**Task statement**: Tally the lines in the listing below that contain "Beltéri" and report the tally alone.

Stored records:

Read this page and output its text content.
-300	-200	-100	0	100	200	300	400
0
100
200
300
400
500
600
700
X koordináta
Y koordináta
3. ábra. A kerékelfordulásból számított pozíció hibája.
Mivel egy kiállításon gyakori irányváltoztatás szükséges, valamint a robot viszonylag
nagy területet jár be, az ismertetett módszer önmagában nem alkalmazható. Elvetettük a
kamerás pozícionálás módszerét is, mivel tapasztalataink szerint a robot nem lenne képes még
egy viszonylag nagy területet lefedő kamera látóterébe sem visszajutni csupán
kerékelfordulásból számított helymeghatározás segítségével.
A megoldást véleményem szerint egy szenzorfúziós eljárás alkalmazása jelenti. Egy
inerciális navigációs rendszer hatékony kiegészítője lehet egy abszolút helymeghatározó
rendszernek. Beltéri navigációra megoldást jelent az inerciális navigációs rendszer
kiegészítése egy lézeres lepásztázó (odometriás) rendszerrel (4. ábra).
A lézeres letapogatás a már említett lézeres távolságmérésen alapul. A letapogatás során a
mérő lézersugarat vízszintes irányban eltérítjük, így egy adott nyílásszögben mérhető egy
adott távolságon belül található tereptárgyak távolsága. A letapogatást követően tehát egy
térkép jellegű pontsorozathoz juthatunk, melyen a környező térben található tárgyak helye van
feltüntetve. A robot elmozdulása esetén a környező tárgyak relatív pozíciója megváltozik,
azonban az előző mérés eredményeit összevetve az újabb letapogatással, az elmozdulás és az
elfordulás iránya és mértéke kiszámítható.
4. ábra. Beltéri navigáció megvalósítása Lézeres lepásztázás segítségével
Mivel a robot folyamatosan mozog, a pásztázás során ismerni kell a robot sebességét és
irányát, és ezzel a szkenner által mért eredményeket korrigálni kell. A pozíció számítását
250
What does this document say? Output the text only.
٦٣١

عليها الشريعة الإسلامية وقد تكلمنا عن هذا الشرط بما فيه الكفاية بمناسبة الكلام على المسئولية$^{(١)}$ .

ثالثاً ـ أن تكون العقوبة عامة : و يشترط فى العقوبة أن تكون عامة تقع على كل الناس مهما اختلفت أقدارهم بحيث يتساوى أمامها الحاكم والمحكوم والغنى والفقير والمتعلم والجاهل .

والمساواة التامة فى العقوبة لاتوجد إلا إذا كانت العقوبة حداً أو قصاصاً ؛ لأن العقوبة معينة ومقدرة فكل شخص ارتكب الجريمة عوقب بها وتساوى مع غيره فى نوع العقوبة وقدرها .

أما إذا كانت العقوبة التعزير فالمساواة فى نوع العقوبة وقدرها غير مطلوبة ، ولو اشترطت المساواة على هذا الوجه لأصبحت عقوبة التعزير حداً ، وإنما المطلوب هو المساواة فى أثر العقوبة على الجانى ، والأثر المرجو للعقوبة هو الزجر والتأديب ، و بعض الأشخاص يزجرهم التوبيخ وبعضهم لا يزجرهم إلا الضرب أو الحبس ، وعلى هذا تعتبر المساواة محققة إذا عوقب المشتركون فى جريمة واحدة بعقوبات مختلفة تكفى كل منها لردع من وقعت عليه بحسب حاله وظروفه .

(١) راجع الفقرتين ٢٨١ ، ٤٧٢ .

**Reply to the task**: 2